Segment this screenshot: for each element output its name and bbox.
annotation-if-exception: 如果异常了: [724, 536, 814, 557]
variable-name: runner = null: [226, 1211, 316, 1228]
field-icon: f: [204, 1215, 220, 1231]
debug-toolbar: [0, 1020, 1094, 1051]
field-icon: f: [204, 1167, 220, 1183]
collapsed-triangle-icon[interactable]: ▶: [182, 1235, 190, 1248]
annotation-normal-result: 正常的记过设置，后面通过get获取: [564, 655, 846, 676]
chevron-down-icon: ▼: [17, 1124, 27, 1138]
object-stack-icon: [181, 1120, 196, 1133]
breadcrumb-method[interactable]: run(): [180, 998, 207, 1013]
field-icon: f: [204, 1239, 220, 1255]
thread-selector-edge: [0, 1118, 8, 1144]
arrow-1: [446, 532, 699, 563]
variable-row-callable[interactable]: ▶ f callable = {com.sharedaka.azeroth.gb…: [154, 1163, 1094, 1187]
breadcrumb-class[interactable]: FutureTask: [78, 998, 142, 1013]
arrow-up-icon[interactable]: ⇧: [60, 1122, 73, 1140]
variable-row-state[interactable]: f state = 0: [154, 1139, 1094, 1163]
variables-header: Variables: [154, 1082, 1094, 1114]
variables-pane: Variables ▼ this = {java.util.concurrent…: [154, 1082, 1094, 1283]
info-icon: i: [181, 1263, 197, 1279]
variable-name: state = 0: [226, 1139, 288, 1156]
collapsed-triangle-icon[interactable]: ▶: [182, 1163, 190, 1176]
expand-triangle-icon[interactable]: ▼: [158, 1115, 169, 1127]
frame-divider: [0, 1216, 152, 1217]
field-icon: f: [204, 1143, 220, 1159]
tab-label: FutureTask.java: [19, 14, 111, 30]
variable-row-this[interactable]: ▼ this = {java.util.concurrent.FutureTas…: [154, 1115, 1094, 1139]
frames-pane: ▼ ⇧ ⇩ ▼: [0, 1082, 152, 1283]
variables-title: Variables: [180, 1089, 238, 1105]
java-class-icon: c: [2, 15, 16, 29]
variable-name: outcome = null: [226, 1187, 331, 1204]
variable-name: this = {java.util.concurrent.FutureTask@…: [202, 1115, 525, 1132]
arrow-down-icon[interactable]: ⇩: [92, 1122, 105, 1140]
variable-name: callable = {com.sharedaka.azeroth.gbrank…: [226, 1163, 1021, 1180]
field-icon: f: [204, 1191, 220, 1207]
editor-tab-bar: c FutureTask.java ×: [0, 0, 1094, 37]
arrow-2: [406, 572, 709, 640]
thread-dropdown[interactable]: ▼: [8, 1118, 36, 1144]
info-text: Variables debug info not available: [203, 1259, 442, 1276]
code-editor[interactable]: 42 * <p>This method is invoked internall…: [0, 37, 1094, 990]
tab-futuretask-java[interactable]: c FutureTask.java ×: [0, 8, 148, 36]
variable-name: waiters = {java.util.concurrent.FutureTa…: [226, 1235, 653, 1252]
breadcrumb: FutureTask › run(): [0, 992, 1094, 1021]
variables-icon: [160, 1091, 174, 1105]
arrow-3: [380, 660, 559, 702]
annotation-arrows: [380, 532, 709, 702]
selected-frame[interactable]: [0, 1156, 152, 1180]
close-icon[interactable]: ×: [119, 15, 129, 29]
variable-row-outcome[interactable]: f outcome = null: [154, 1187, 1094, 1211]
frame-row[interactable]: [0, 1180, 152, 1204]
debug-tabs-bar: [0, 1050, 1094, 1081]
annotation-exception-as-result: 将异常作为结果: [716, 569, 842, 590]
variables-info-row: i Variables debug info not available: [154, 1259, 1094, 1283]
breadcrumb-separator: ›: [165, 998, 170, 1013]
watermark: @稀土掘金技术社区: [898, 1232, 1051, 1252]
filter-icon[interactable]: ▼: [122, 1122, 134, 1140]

########

BRIEF: Retype the lines from the start of the records through the line containing "collapsed-triangle-icon[interactable]: ▶: [182, 1235, 190, 1248]", inclusive, character for character.

RESPONSE TO THE EXERCISE:
Segment this screenshot: for each element output its name and bbox.
annotation-if-exception: 如果异常了: [724, 536, 814, 557]
variable-name: runner = null: [226, 1211, 316, 1228]
field-icon: f: [204, 1215, 220, 1231]
debug-toolbar: [0, 1020, 1094, 1051]
field-icon: f: [204, 1167, 220, 1183]
collapsed-triangle-icon[interactable]: ▶: [182, 1235, 190, 1248]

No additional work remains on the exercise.